__Records to use__:
.....

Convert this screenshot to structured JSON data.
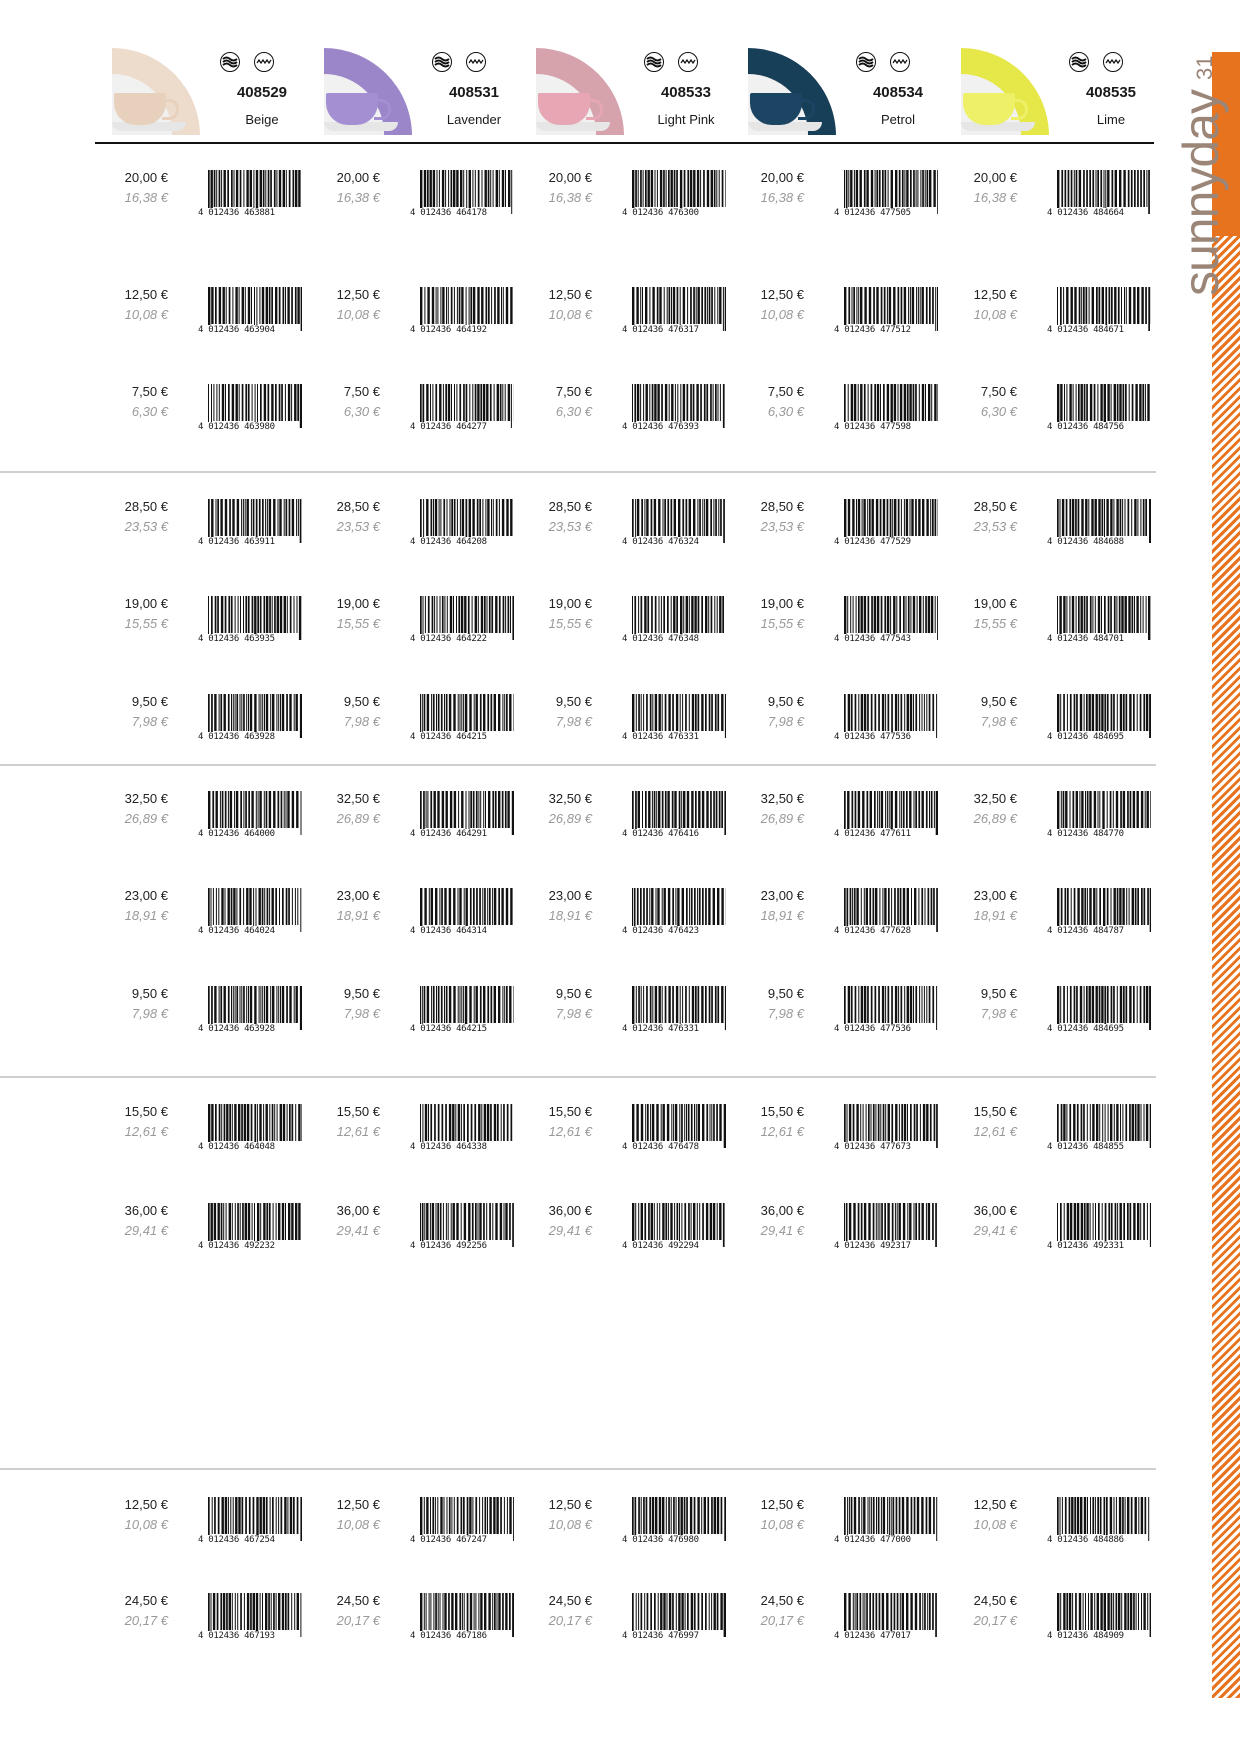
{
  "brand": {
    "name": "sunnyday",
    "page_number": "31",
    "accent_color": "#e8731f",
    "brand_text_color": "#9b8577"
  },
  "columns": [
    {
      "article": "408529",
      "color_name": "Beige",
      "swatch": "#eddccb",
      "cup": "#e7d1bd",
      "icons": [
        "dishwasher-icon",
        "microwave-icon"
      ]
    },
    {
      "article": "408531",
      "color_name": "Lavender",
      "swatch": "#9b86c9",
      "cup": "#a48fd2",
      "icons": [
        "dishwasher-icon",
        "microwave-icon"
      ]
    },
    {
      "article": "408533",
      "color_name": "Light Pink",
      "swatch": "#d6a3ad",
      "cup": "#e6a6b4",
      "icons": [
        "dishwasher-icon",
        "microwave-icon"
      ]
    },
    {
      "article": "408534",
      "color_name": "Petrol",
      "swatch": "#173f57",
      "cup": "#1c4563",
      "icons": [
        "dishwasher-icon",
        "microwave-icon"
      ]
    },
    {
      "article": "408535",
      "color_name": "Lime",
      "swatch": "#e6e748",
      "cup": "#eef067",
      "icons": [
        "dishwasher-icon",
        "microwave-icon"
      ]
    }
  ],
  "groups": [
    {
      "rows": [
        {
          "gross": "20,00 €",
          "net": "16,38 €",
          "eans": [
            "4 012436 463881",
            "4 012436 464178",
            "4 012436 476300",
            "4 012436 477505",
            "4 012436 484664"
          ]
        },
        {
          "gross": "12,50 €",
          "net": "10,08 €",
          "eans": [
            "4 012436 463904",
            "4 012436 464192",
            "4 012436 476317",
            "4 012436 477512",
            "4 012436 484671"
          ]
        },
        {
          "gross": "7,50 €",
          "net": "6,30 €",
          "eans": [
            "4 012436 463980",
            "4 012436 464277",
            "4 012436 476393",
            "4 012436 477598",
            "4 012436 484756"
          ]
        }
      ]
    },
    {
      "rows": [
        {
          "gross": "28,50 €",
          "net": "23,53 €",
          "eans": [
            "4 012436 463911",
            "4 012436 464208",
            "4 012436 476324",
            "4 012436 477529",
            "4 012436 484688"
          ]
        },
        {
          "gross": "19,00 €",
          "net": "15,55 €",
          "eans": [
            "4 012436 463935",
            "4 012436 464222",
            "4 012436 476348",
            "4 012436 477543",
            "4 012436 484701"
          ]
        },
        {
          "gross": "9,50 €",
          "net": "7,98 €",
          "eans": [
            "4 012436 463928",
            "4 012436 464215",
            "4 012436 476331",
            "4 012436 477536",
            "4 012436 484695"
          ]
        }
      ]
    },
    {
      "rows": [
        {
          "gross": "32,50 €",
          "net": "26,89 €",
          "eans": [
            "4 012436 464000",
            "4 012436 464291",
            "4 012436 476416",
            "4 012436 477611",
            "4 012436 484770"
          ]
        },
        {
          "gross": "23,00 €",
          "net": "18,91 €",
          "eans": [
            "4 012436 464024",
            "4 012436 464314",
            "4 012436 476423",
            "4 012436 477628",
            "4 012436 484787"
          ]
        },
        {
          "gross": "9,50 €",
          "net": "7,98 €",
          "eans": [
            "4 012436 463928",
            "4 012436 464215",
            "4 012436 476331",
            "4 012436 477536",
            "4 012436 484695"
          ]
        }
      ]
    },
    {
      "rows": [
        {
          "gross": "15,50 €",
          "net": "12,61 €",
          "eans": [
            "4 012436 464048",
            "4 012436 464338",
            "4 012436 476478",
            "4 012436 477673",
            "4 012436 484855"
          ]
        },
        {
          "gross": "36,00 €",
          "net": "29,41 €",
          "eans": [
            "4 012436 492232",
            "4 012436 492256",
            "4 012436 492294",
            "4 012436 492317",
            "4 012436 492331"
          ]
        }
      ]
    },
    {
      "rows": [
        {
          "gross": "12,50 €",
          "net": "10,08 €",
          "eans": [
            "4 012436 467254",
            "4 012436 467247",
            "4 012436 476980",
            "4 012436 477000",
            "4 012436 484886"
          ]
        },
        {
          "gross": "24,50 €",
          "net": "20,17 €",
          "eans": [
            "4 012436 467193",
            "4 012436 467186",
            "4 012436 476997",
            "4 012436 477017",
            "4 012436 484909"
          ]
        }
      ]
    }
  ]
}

.....

__The request__: Using the listing, copy every line where the word "article" shows up.

__Exercise solution__:
      "article": "408529",
      "article": "408531",
      "article": "408533",
      "article": "408534",
      "article": "408535",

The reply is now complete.